Exercise: Every line must be returned precisely as it is written.

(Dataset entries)
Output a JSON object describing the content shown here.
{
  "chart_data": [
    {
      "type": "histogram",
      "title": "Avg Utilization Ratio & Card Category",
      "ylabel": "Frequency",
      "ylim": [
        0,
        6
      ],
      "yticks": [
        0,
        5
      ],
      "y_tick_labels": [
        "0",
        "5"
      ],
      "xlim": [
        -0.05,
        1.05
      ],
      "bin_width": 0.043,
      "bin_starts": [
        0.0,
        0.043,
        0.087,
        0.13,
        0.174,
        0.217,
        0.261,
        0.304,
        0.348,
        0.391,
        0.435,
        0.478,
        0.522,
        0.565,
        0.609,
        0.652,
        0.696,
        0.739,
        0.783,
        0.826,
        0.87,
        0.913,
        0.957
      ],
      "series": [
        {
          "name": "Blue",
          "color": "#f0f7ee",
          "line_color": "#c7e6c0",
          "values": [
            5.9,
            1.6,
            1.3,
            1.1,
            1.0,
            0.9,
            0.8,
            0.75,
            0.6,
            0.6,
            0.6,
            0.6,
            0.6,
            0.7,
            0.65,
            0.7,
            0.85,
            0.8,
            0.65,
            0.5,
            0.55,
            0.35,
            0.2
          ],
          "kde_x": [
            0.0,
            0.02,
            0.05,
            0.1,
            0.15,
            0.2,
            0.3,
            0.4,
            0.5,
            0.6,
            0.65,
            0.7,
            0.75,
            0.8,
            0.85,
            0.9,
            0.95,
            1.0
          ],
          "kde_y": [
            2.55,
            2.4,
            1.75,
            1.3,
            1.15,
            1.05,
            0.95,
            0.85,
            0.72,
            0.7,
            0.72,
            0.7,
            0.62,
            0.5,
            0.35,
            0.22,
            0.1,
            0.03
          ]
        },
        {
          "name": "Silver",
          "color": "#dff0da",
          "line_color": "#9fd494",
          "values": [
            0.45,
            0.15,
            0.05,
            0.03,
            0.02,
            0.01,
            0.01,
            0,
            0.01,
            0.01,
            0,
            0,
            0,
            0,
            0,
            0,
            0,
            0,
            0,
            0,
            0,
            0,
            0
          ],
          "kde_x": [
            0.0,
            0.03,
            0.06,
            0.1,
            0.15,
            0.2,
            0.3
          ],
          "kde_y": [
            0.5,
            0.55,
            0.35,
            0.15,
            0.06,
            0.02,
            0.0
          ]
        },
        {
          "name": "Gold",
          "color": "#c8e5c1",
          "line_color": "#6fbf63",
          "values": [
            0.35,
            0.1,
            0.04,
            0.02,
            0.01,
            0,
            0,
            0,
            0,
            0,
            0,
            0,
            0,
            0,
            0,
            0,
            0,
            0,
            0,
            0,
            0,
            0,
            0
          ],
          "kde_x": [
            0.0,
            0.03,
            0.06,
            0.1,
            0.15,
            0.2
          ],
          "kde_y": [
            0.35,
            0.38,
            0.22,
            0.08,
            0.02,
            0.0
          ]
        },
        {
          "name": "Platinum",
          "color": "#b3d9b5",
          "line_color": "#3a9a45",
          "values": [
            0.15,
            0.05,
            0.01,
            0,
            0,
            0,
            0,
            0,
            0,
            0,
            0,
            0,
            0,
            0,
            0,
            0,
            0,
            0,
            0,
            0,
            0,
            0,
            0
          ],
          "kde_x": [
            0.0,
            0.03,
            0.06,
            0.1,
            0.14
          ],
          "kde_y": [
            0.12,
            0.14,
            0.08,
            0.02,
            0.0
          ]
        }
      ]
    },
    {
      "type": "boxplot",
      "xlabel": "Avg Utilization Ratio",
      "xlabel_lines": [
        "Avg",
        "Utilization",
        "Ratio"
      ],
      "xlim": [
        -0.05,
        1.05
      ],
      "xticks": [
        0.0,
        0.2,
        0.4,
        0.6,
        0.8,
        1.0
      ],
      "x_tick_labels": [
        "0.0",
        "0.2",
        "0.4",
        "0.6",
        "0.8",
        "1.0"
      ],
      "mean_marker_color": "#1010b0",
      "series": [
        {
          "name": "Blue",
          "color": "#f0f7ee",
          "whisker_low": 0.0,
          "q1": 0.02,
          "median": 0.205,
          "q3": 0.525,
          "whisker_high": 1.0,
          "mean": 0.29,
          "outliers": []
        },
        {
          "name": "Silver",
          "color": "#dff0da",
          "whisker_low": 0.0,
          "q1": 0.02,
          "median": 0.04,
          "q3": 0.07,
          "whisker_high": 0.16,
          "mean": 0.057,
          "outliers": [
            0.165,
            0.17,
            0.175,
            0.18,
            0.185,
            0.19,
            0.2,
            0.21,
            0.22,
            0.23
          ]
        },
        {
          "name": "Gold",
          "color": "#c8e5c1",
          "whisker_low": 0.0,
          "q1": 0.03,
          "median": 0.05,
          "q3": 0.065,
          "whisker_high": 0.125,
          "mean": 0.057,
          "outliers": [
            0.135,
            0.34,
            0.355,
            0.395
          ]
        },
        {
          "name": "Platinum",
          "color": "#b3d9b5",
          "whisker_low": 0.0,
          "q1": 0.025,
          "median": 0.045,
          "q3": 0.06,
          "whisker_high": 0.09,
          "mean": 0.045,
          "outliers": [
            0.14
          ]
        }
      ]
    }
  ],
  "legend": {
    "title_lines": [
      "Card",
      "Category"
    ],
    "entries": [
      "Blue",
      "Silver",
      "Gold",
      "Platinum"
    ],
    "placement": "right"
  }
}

Written solution:
Output a JSON object describing the content shown here.
{
  "chart_data": [
    {
      "type": "histogram",
      "title": "Avg Utilization Ratio & Card Category",
      "ylabel": "Frequency",
      "ylim": [
        0,
        6
      ],
      "yticks": [
        0,
        5
      ],
      "y_tick_labels": [
        "0",
        "5"
      ],
      "xlim": [
        -0.05,
        1.05
      ],
      "bin_width": 0.043,
      "bin_starts": [
        0.0,
        0.043,
        0.087,
        0.13,
        0.174,
        0.217,
        0.261,
        0.304,
        0.348,
        0.391,
        0.435,
        0.478,
        0.522,
        0.565,
        0.609,
        0.652,
        0.696,
        0.739,
        0.783,
        0.826,
        0.87,
        0.913,
        0.957
      ],
      "series": [
        {
          "name": "Blue",
          "color": "#f0f7ee",
          "line_color": "#c7e6c0",
          "values": [
            5.9,
            1.6,
            1.3,
            1.1,
            1.0,
            0.9,
            0.8,
            0.75,
            0.6,
            0.6,
            0.6,
            0.6,
            0.6,
            0.7,
            0.65,
            0.7,
            0.85,
            0.8,
            0.65,
            0.5,
            0.55,
            0.35,
            0.2
          ],
          "kde_x": [
            0.0,
            0.02,
            0.05,
            0.1,
            0.15,
            0.2,
            0.3,
            0.4,
            0.5,
            0.6,
            0.65,
            0.7,
            0.75,
            0.8,
            0.85,
            0.9,
            0.95,
            1.0
          ],
          "kde_y": [
            2.55,
            2.4,
            1.75,
            1.3,
            1.15,
            1.05,
            0.95,
            0.85,
            0.72,
            0.7,
            0.72,
            0.7,
            0.62,
            0.5,
            0.35,
            0.22,
            0.1,
            0.03
          ]
        },
        {
          "name": "Silver",
          "color": "#dff0da",
          "line_color": "#9fd494",
          "values": [
            0.45,
            0.15,
            0.05,
            0.03,
            0.02,
            0.01,
            0.01,
            0,
            0.01,
            0.01,
            0,
            0,
            0,
            0,
            0,
            0,
            0,
            0,
            0,
            0,
            0,
            0,
            0
          ],
          "kde_x": [
            0.0,
            0.03,
            0.06,
            0.1,
            0.15,
            0.2,
            0.3
          ],
          "kde_y": [
            0.5,
            0.55,
            0.35,
            0.15,
            0.06,
            0.02,
            0.0
          ]
        },
        {
          "name": "Gold",
          "color": "#c8e5c1",
          "line_color": "#6fbf63",
          "values": [
            0.35,
            0.1,
            0.04,
            0.02,
            0.01,
            0,
            0,
            0,
            0,
            0,
            0,
            0,
            0,
            0,
            0,
            0,
            0,
            0,
            0,
            0,
            0,
            0,
            0
          ],
          "kde_x": [
            0.0,
            0.03,
            0.06,
            0.1,
            0.15,
            0.2
          ],
          "kde_y": [
            0.35,
            0.38,
            0.22,
            0.08,
            0.02,
            0.0
          ]
        },
        {
          "name": "Platinum",
          "color": "#b3d9b5",
          "line_color": "#3a9a45",
          "values": [
            0.15,
            0.05,
            0.01,
            0,
            0,
            0,
            0,
            0,
            0,
            0,
            0,
            0,
            0,
            0,
            0,
            0,
            0,
            0,
            0,
            0,
            0,
            0,
            0
          ],
          "kde_x": [
            0.0,
            0.03,
            0.06,
            0.1,
            0.14
          ],
          "kde_y": [
            0.12,
            0.14,
            0.08,
            0.02,
            0.0
          ]
        }
      ]
    },
    {
      "type": "boxplot",
      "xlabel": "Avg Utilization Ratio",
      "xlabel_lines": [
        "Avg",
        "Utilization",
        "Ratio"
      ],
      "xlim": [
        -0.05,
        1.05
      ],
      "xticks": [
        0.0,
        0.2,
        0.4,
        0.6,
        0.8,
        1.0
      ],
      "x_tick_labels": [
        "0.0",
        "0.2",
        "0.4",
        "0.6",
        "0.8",
        "1.0"
      ],
      "mean_marker_color": "#1010b0",
      "series": [
        {
          "name": "Blue",
          "color": "#f0f7ee",
          "whisker_low": 0.0,
          "q1": 0.02,
          "median": 0.205,
          "q3": 0.525,
          "whisker_high": 1.0,
          "mean": 0.29,
          "outliers": []
        },
        {
          "name": "Silver",
          "color": "#dff0da",
          "whisker_low": 0.0,
          "q1": 0.02,
          "median": 0.04,
          "q3": 0.07,
          "whisker_high": 0.16,
          "mean": 0.057,
          "outliers": [
            0.165,
            0.17,
            0.175,
            0.18,
            0.185,
            0.19,
            0.2,
            0.21,
            0.22,
            0.23
          ]
        },
        {
          "name": "Gold",
          "color": "#c8e5c1",
          "whisker_low": 0.0,
          "q1": 0.03,
          "median": 0.05,
          "q3": 0.065,
          "whisker_high": 0.125,
          "mean": 0.057,
          "outliers": [
            0.135,
            0.34,
            0.355,
            0.395
          ]
        },
        {
          "name": "Platinum",
          "color": "#b3d9b5",
          "whisker_low": 0.0,
          "q1": 0.025,
          "median": 0.045,
          "q3": 0.06,
          "whisker_high": 0.09,
          "mean": 0.045,
          "outliers": [
            0.14
          ]
        }
      ]
    }
  ],
  "legend": {
    "title_lines": [
      "Card",
      "Category"
    ],
    "entries": [
      "Blue",
      "Silver",
      "Gold",
      "Platinum"
    ],
    "placement": "right"
  }
}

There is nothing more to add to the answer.